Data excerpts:
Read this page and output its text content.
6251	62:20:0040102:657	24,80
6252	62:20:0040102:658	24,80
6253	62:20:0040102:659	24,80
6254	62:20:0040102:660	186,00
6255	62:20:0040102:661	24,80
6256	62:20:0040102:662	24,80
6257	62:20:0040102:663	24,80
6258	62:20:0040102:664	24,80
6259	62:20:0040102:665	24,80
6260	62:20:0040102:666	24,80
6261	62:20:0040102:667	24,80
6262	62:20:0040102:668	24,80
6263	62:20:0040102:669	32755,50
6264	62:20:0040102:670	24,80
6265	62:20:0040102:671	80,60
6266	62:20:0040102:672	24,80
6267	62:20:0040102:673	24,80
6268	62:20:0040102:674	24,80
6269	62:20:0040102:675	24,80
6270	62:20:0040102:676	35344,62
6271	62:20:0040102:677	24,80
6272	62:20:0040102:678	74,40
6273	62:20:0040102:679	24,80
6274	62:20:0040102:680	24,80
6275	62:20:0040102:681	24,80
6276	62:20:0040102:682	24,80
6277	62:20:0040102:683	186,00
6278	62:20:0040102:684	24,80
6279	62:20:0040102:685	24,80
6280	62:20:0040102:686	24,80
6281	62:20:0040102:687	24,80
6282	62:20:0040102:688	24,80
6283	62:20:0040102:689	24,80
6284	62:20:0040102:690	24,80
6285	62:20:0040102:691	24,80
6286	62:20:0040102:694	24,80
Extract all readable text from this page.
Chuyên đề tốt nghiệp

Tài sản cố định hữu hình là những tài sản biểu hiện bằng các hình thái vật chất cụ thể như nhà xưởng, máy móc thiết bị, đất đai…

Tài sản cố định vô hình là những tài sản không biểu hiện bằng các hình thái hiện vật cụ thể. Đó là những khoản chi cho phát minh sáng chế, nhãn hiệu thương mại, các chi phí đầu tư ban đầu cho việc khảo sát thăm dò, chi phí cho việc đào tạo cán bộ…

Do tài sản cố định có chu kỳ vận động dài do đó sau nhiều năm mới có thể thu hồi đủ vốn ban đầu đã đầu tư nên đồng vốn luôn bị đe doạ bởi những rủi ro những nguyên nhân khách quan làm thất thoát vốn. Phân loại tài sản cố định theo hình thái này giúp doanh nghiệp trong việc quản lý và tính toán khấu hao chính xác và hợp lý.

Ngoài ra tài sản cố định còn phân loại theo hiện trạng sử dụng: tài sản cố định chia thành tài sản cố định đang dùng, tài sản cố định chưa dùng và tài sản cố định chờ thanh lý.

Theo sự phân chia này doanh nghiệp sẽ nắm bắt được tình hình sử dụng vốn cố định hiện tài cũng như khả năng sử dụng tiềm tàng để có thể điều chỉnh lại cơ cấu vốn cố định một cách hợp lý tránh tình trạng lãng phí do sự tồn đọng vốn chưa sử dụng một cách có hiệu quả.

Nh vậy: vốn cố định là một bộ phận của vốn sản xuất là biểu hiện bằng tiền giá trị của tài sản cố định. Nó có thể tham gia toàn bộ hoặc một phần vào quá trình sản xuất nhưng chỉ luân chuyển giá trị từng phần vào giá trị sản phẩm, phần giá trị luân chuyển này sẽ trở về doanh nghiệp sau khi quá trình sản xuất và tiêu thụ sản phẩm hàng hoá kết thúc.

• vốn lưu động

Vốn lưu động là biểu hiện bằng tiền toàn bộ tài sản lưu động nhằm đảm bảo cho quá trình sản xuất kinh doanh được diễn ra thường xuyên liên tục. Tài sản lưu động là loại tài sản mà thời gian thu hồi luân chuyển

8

> **Goal of the exercise**
Filter the entries and copy out every line with the word "this".

> **Reply to the task**
Read this page and output its text content.
Extract all readable text from this page.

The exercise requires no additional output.